-- start Supplied entries --

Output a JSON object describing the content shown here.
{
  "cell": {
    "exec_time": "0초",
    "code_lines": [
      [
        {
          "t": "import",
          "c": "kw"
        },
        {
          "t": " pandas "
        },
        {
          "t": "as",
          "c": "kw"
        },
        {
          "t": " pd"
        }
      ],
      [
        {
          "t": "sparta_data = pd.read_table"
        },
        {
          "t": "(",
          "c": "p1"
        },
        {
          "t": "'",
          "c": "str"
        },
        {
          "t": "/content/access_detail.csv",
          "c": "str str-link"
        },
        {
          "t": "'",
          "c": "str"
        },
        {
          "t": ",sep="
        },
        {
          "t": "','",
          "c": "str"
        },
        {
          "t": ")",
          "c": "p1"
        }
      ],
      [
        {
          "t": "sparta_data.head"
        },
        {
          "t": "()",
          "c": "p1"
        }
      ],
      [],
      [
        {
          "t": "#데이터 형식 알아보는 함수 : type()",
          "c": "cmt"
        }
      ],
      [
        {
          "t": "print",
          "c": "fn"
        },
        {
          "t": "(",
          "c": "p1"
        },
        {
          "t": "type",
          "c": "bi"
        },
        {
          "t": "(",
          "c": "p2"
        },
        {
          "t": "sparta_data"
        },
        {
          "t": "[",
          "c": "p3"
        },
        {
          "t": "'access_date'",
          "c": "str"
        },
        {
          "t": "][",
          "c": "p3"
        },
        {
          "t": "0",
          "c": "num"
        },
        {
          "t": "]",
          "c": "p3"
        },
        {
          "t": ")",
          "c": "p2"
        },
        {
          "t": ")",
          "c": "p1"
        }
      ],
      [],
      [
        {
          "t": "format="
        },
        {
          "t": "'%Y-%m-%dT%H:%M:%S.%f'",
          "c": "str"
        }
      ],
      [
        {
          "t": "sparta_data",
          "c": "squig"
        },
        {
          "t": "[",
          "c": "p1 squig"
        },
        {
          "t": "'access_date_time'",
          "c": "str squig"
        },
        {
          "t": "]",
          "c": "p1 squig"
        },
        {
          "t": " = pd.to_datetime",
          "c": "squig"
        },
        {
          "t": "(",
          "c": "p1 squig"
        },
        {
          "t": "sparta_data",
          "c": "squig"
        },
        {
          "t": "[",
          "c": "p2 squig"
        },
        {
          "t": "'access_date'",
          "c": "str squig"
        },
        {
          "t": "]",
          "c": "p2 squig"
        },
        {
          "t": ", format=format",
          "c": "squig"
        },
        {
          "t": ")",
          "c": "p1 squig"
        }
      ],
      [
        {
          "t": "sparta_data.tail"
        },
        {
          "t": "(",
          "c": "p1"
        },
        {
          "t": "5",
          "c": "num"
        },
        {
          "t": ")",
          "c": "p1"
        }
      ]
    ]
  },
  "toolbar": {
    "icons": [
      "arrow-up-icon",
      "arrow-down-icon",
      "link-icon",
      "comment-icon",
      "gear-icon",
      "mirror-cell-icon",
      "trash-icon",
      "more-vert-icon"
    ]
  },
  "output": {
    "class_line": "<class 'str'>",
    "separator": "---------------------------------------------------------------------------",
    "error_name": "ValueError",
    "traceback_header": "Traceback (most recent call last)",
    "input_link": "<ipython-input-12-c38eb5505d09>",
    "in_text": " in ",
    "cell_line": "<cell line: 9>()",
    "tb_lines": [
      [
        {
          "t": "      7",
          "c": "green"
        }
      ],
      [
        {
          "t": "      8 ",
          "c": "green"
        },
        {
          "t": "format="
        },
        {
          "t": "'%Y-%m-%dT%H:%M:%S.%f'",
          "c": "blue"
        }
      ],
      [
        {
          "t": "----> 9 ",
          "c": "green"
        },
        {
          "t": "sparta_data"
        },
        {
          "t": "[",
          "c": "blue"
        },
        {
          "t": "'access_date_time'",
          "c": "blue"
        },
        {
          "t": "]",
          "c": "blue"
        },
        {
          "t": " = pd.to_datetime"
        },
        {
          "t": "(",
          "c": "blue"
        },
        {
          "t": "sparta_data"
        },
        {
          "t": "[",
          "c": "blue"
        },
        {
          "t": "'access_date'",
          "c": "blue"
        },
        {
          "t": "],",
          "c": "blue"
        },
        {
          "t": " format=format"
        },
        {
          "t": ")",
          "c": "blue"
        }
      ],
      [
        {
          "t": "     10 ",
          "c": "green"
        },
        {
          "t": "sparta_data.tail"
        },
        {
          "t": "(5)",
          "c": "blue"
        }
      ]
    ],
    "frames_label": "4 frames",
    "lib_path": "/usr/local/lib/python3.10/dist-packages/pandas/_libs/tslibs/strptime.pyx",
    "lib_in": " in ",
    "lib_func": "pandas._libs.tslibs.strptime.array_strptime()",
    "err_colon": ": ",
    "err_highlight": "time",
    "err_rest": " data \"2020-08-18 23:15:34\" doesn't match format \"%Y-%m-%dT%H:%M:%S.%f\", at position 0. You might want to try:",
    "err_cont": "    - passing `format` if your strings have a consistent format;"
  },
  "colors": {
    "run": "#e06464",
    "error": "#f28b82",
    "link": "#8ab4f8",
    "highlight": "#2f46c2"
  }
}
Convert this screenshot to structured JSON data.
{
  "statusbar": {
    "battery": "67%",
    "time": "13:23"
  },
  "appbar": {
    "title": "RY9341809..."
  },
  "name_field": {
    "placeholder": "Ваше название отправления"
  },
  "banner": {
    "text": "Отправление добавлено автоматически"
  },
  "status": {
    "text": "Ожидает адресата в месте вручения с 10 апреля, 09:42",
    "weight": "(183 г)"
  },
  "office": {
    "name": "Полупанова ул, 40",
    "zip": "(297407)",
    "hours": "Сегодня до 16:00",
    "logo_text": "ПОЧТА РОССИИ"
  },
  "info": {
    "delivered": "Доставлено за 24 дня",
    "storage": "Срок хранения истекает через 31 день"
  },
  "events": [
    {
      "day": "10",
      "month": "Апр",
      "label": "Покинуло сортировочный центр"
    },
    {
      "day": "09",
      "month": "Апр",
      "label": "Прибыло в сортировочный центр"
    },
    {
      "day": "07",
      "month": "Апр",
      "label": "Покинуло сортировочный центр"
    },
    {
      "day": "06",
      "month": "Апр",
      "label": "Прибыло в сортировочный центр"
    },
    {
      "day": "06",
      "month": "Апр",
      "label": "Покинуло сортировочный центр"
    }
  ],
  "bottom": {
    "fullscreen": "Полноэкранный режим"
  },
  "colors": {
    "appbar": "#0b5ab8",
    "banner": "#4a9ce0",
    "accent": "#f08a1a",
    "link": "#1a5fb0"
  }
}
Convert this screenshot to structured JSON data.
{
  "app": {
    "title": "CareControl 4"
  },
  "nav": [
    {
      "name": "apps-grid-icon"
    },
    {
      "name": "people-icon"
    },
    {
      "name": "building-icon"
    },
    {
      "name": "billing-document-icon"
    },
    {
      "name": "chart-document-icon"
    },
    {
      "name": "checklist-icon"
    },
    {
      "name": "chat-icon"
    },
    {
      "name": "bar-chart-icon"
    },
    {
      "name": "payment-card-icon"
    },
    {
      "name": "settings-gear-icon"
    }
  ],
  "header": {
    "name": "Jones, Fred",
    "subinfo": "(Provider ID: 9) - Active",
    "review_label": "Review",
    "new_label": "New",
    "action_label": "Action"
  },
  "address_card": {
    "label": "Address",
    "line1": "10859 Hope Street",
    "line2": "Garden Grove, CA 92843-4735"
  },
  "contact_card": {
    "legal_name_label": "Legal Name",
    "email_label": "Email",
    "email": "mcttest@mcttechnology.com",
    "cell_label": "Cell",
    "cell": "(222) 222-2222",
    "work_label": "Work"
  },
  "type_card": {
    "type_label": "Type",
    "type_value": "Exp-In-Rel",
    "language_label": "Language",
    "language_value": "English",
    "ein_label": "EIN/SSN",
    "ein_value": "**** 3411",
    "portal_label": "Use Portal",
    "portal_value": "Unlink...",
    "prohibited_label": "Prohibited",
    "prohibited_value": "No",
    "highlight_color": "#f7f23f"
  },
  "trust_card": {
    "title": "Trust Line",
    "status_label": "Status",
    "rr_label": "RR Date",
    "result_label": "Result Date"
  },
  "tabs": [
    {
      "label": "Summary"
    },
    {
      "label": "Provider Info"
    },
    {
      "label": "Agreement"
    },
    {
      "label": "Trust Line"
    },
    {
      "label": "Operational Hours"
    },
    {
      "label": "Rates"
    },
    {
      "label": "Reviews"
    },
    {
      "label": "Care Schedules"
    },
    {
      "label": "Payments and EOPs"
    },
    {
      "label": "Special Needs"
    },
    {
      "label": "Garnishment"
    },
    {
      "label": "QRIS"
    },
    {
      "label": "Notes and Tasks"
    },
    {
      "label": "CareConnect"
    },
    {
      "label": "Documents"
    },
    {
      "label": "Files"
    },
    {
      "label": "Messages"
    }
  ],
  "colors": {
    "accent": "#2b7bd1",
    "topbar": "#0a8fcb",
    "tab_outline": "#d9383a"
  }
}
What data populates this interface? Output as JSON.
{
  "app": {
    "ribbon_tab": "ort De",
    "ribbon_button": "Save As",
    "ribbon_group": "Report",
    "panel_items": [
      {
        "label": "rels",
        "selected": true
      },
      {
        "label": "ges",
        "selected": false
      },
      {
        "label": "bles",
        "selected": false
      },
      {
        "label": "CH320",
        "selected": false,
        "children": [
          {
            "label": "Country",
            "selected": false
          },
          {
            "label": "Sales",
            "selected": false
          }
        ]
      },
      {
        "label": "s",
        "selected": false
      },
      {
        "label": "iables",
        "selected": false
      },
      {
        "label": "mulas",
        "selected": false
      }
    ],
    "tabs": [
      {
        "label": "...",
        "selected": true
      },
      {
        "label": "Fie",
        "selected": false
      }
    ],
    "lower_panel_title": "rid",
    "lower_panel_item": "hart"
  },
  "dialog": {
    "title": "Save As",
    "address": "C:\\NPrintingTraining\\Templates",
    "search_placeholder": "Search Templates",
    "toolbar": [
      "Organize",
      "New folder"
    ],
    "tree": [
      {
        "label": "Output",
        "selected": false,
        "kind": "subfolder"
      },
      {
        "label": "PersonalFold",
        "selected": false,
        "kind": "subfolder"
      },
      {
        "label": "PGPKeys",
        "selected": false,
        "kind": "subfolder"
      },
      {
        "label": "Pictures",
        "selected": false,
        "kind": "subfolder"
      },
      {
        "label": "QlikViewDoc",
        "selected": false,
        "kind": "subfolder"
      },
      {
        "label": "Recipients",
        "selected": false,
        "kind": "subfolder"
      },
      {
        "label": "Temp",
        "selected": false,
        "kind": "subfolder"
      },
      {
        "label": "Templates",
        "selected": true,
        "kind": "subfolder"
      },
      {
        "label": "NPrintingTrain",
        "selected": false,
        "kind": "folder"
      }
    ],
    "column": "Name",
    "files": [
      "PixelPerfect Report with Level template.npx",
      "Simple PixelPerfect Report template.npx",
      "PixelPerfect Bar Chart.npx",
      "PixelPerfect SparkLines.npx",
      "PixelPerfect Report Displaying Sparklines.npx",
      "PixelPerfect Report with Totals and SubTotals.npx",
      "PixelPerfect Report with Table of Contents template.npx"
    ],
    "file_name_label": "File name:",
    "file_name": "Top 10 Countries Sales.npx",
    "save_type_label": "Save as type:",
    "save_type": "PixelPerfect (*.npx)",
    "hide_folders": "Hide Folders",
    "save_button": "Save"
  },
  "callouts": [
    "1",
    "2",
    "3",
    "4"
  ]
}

-- end Supplied entries --

* Aim *
Using the records above, list each line that includes "strptime".

* Task output *
    "lib_path": "/usr/local/lib/python3.10/dist-packages/pandas/_libs/tslibs/strptime.pyx",
    "lib_func": "pandas._libs.tslibs.strptime.array_strptime()",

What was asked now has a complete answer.